-- BEGIN Material shown --

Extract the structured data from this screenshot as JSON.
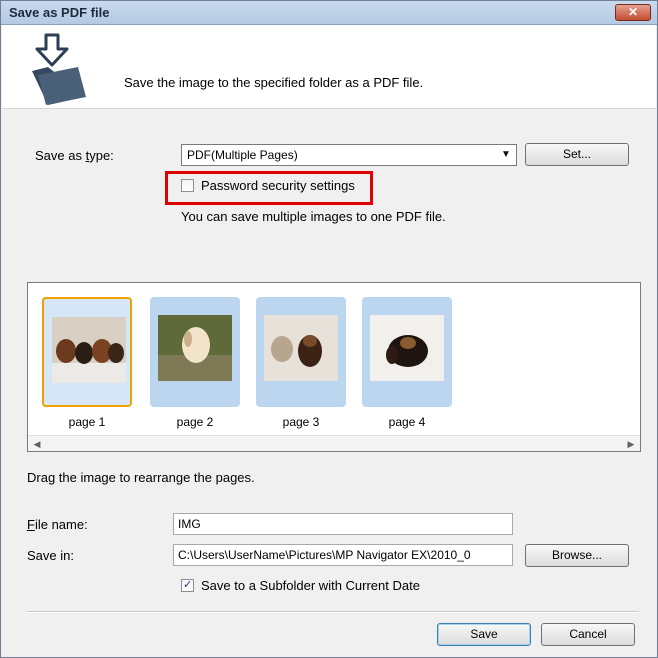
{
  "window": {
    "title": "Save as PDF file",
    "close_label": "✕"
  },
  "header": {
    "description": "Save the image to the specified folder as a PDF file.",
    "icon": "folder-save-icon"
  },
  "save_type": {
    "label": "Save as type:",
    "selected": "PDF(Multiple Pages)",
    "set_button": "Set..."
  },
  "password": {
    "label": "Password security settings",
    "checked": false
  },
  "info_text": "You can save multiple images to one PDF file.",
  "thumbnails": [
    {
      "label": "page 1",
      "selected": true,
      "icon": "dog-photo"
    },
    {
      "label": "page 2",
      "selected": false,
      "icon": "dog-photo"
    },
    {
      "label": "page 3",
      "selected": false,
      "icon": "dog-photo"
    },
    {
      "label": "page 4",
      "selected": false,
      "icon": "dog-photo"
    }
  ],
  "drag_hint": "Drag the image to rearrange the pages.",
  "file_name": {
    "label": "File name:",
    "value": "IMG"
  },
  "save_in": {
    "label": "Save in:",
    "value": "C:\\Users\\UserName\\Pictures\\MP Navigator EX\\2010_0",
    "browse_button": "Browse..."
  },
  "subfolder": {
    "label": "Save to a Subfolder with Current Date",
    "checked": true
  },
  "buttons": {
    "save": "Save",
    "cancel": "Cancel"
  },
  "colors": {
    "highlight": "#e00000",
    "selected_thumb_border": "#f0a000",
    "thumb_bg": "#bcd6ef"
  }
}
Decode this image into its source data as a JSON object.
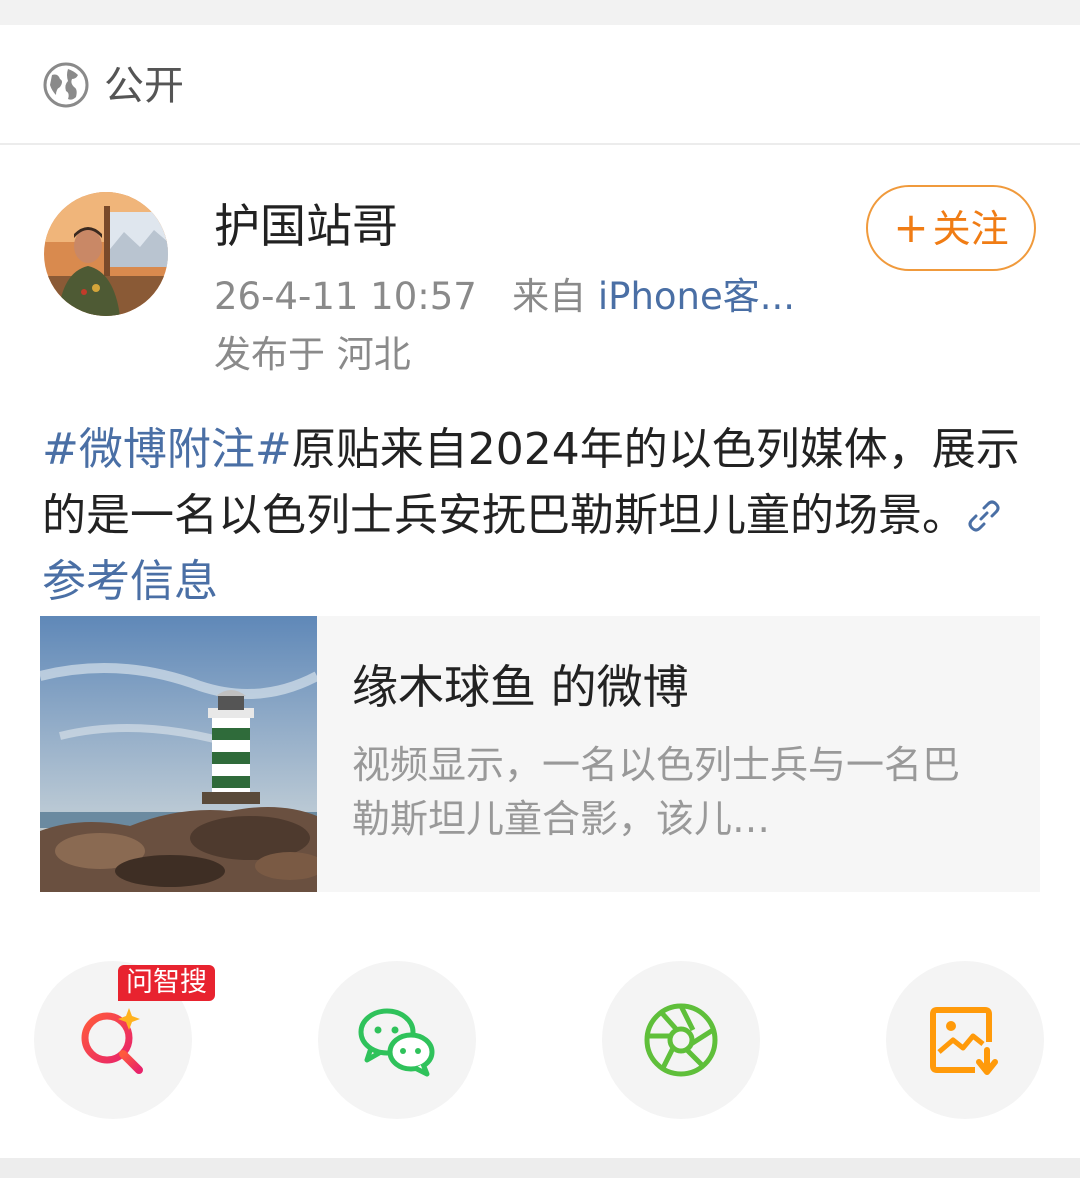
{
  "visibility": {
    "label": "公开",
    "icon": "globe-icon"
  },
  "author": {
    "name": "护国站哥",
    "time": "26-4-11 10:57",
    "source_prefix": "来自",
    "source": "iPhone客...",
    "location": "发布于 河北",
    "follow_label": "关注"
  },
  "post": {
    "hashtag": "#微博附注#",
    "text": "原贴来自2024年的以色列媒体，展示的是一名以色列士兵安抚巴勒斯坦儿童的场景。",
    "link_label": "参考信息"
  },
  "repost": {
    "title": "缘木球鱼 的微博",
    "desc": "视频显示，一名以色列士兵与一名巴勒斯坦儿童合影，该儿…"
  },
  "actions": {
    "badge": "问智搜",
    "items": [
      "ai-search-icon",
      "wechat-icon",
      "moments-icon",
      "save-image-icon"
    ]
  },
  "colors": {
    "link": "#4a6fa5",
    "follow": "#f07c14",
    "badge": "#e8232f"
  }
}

-- END Material shown --

(Stated task): Leave out all pictures, then copy the remaining material exactly.

(The completed task):
Extract the structured data from this screenshot as JSON.
{
  "window": {
    "title": "Save as PDF file",
    "close_label": "✕"
  },
  "header": {
    "description": "Save the image to the specified folder as a PDF file.",
    "icon": "folder-save-icon"
  },
  "save_type": {
    "label": "Save as type:",
    "selected": "PDF(Multiple Pages)",
    "set_button": "Set..."
  },
  "password": {
    "label": "Password security settings",
    "checked": false
  },
  "info_text": "You can save multiple images to one PDF file.",
  "thumbnails": [
    {
      "label": "page 1",
      "selected": true,
      "icon": "dog-photo"
    },
    {
      "label": "page 2",
      "selected": false,
      "icon": "dog-photo"
    },
    {
      "label": "page 3",
      "selected": false,
      "icon": "dog-photo"
    },
    {
      "label": "page 4",
      "selected": false,
      "icon": "dog-photo"
    }
  ],
  "drag_hint": "Drag the image to rearrange the pages.",
  "file_name": {
    "label": "File name:",
    "value": "IMG"
  },
  "save_in": {
    "label": "Save in:",
    "value": "C:\\Users\\UserName\\Pictures\\MP Navigator EX\\2010_0",
    "browse_button": "Browse..."
  },
  "subfolder": {
    "label": "Save to a Subfolder with Current Date",
    "checked": true
  },
  "buttons": {
    "save": "Save",
    "cancel": "Cancel"
  },
  "colors": {
    "highlight": "#e00000",
    "selected_thumb_border": "#f0a000",
    "thumb_bg": "#bcd6ef"
  }
}
Decode this image into its source data as a JSON object.
{
  "visibility": {
    "label": "公开",
    "icon": "globe-icon"
  },
  "author": {
    "name": "护国站哥",
    "time": "26-4-11 10:57",
    "source_prefix": "来自",
    "source": "iPhone客...",
    "location": "发布于 河北",
    "follow_label": "关注"
  },
  "post": {
    "hashtag": "#微博附注#",
    "text": "原贴来自2024年的以色列媒体，展示的是一名以色列士兵安抚巴勒斯坦儿童的场景。",
    "link_label": "参考信息"
  },
  "repost": {
    "title": "缘木球鱼 的微博",
    "desc": "视频显示，一名以色列士兵与一名巴勒斯坦儿童合影，该儿…"
  },
  "actions": {
    "badge": "问智搜",
    "items": [
      "ai-search-icon",
      "wechat-icon",
      "moments-icon",
      "save-image-icon"
    ]
  },
  "colors": {
    "link": "#4a6fa5",
    "follow": "#f07c14",
    "badge": "#e8232f"
  }
}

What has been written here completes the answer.